Most Recent

Ada Cerita dari Paroe Cut (Metalik Adventure)

             Jum’at 15 Januari 2016 lalu, tepatnya selesai Shalat Jum’at kami kembali melakukan persiapan menuju kembali ke Glee Paroe Cut, Lhoong, Aceh Besar. Setelah seminggu sebelumnya, terakhir kami ke tempat ini, rasa betah berada disana menjadi alasan sederhana ini untuk kembali. Penasaran, kagum, indah dan berbagai alasan positif menyatakan kami untuk mempertegas untuk kembali kesana, karena semua hobby dapat tersalurkan dengan tepat. Memancing, Susur Pantai, Penanaman Pohon, Panjat Tebing Alam, Snorkling, Foto Hunting, dan Api Unggun serta banyak hal lainnya dapat dilakukan disana.

            Setelah Shalat Asar, kami menuju ke salah satu “warung kopi” yang “brand”nya sudah ada sejak Tahun 1974, dan gencar dipublikasikan ke berbagai Media akhir-akhir ini. Solong “Coffee Shop” menjadi titik pertemuan segenap anggota tim sebelum kesana. Setelah paginya semua peralatan dan perlengkapan sudah tersedia, seperti umpan pancing, beberapa paket logistik, peralatan menginap, memasak, dan lainnya. Kami saat itu berjumlah 5 orang, terdiri dari Bang Yong, Nomen, Kali dan Pukang serta saya sendiri. Dan ada beberapa orang teman menyatakan akan menyusul kesana keesokan harinya (sabtu).

> [BAHAN YANG DISEDIAKAN]:
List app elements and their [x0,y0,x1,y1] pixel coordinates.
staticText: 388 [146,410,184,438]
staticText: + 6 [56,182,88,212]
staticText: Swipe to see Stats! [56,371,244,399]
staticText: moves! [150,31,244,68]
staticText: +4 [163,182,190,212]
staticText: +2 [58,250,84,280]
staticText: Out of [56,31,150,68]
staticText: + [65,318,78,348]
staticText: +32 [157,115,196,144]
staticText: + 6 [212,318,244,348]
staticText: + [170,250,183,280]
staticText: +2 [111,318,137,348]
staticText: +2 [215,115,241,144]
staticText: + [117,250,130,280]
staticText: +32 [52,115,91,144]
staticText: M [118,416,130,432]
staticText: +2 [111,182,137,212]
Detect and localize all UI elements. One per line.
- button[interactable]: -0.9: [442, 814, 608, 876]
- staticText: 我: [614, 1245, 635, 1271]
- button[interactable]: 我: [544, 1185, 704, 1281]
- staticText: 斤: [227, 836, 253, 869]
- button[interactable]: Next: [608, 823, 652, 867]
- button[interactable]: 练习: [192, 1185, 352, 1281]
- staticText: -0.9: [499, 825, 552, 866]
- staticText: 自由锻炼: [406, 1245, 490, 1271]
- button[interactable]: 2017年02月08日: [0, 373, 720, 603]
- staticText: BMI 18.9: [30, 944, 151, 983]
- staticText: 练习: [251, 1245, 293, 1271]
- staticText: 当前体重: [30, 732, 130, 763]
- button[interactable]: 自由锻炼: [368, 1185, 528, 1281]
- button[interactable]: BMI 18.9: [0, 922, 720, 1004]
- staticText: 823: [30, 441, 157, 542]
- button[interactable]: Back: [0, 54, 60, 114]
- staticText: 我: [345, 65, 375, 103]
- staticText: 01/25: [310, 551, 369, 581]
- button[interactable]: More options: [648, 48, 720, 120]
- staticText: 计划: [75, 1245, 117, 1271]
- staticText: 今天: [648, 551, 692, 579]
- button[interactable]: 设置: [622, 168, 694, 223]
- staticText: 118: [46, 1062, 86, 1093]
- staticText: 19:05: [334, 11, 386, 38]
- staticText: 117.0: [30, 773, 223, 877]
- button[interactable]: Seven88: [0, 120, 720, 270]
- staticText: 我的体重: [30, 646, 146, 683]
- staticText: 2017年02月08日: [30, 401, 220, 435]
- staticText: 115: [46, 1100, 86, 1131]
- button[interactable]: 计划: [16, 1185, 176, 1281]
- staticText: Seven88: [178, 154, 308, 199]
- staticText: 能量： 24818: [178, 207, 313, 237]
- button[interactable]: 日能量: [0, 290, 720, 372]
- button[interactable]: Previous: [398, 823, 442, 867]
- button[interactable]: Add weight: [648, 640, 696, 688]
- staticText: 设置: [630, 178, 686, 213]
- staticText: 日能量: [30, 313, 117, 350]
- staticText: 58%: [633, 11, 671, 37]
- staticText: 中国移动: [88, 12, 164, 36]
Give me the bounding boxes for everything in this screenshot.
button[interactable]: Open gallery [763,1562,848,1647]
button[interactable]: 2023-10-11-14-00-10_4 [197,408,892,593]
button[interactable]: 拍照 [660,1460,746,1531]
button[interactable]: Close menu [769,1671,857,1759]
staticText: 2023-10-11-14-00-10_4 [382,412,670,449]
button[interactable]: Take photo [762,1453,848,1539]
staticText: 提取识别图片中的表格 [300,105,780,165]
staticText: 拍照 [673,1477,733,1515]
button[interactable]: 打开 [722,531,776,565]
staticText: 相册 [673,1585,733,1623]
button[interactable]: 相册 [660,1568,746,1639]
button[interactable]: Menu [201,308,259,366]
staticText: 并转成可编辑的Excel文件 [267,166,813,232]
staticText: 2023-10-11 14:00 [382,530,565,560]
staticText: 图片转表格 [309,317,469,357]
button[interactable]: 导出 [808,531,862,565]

> [TUGAS LATIHAN]:
1) Jawablah menurut cerita perjalanan ke Paroe Cut:
(a) Pada hari dan tanggal berapa tim berangkat?
(b) Di mana anggota tim berkumpul sebelum berangkat?
(c) Berapa orang yang ikut dalam rombongan saat itu?
2) Bisakah Anda melanjutkan cerita perjalanan ke Paroe Cut setelah kalimat terakhirnya?

> [KUNCI JAWABAN]:
1)
(a) Jum'at, 15 Januari 2016
(b) Di Solong "Coffee Shop"
(c) 5 orang

2)
            Tepatnya jam menunjukkan pukul 17.00 WIB, kami start gerak ke Kawasan Glee Paroe Cut. Kali ini, kami menuju kesana dengan menggunakan Sepeda Motor, dikarenakan kondisi saat itu hujan dan kami juga membawa bibit-bibit Trembesi untuk kegiatan Penanaman selama disana nantinya. Melaju dengan pasti, rute yang diambil kali ini adalah melalui kawasan Jalan protokol Kota Banda Aceh (Banda Aceh – Lhok Nga) via jalur Taman Sari. Tepat Magrib, Kami sampai di Desa Birek, Kecamatan Lhoong, Aceh Besar. Setelah selesai Shalat Magrib berjamaah di Mesjid Kampung itu, kami melakukan perjalanan kembali. Malam itu, perjalanan agak kurang normal akibat hujan yang mengguyur Kawasan Lhoong dari selesai Magrib. Efeknya, perjalanan yang seharusnya kami rencanakan malam itu langsung ke Glee Paroe Cut, terpaksa harus dihentikan untuk menghidari resiko yang tidak diinginkan terjadi pada perjalanan, sebab jalan mendaki di gunung menuju ke kawasan itu malamnya terlalu ekstrim untuk dispekulasikan. Licin dan Kerekan Tanah Liat yang sudah basah sangat sulit dilalui oleh “Kendaraan Normal”. Sebuah “Balee” kampung yang baru dibangun, menjadi persinggahan Tim untuk selanjutnya segera membuat menu masak untuk makan malam itu dan menginap.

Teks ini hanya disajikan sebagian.